[Entries taken from a collection]
^^^^
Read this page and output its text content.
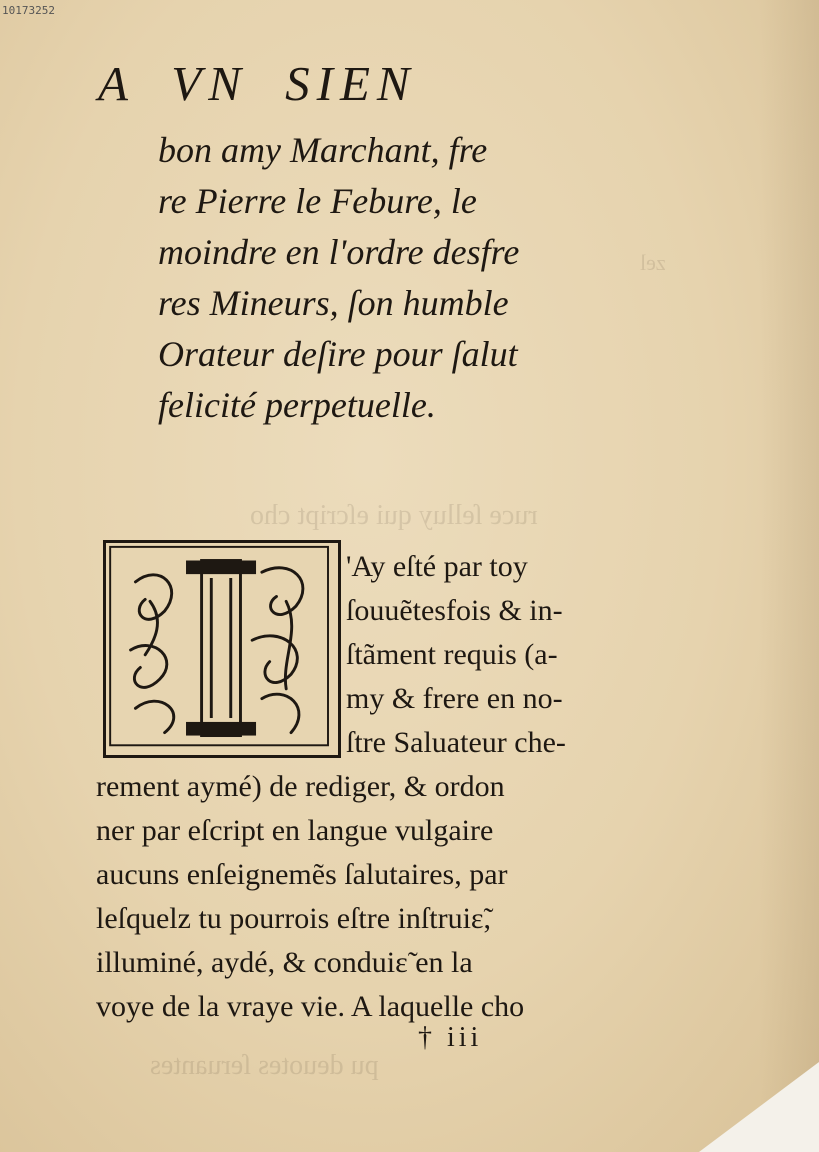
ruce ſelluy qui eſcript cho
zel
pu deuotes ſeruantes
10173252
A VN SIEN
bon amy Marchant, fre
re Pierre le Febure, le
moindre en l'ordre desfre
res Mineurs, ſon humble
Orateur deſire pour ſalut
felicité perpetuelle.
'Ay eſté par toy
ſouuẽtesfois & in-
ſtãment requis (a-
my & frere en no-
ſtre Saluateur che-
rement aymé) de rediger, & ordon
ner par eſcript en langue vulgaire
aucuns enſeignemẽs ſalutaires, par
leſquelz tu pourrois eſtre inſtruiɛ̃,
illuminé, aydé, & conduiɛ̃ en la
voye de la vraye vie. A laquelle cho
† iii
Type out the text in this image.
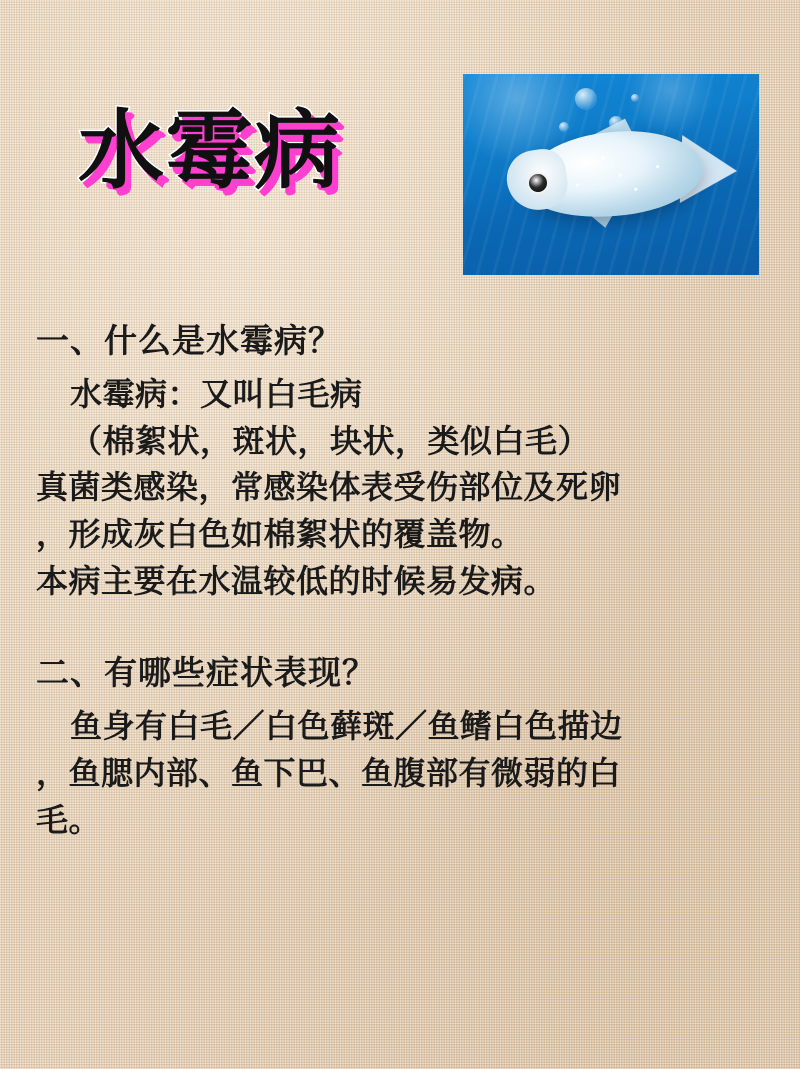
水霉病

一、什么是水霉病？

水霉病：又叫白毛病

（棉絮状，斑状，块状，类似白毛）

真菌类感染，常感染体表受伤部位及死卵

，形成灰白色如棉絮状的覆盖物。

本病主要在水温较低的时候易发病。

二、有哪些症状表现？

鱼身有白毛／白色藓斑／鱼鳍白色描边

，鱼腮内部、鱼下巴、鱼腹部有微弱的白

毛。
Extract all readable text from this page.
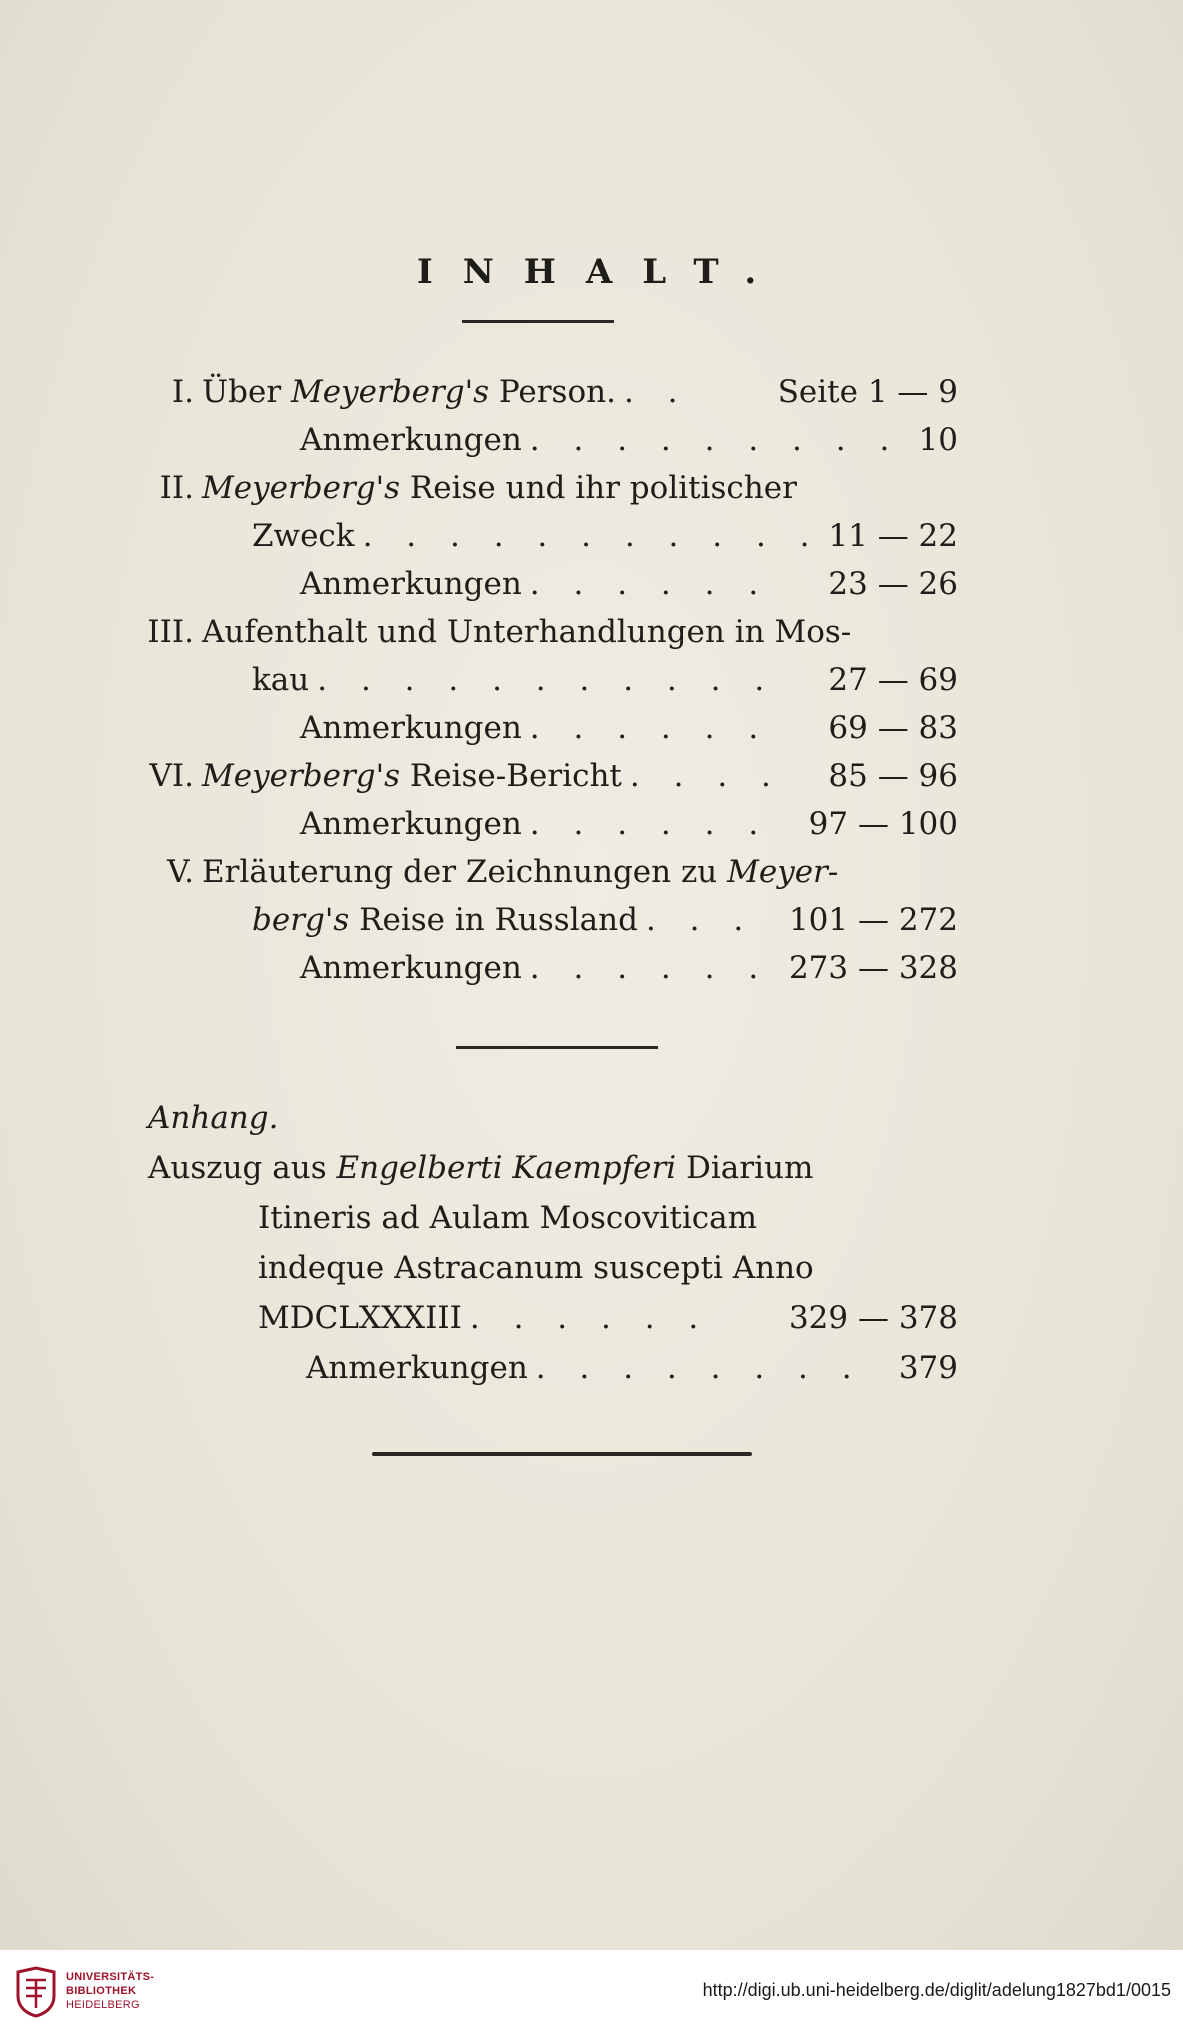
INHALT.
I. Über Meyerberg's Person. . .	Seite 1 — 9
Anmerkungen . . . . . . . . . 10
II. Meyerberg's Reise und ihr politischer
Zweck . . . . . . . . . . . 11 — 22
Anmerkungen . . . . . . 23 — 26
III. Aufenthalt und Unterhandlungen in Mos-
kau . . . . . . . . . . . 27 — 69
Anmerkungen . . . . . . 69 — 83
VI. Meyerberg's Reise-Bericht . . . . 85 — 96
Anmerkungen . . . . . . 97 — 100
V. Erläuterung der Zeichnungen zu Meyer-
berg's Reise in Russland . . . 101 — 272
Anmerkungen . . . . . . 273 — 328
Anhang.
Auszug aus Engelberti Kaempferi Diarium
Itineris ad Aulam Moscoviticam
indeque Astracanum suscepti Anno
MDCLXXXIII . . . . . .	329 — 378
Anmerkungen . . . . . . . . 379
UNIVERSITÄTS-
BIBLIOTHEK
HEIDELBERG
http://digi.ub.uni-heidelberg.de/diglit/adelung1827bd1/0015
^^^^
[Short exercise] From the line holding "Extract all readable text from this page." to the last line of the listing, please output each line exactly as it stands. Pictures stay out of the copy.

[Response to this task]
Extract all readable text from this page.
INHALT.
I. Über Meyerberg's Person. . .	Seite 1 — 9
Anmerkungen . . . . . . . . . 10
II. Meyerberg's Reise und ihr politischer
Zweck . . . . . . . . . . . 11 — 22
Anmerkungen . . . . . . 23 — 26
III. Aufenthalt und Unterhandlungen in Mos-
kau . . . . . . . . . . . 27 — 69
Anmerkungen . . . . . . 69 — 83
VI. Meyerberg's Reise-Bericht . . . . 85 — 96
Anmerkungen . . . . . . 97 — 100
V. Erläuterung der Zeichnungen zu Meyer-
berg's Reise in Russland . . . 101 — 272
Anmerkungen . . . . . . 273 — 328
Anhang.
Auszug aus Engelberti Kaempferi Diarium
Itineris ad Aulam Moscoviticam
indeque Astracanum suscepti Anno
MDCLXXXIII . . . . . .	329 — 378
Anmerkungen . . . . . . . . 379
UNIVERSITÄTS-
BIBLIOTHEK
HEIDELBERG
http://digi.ub.uni-heidelberg.de/diglit/adelung1827bd1/0015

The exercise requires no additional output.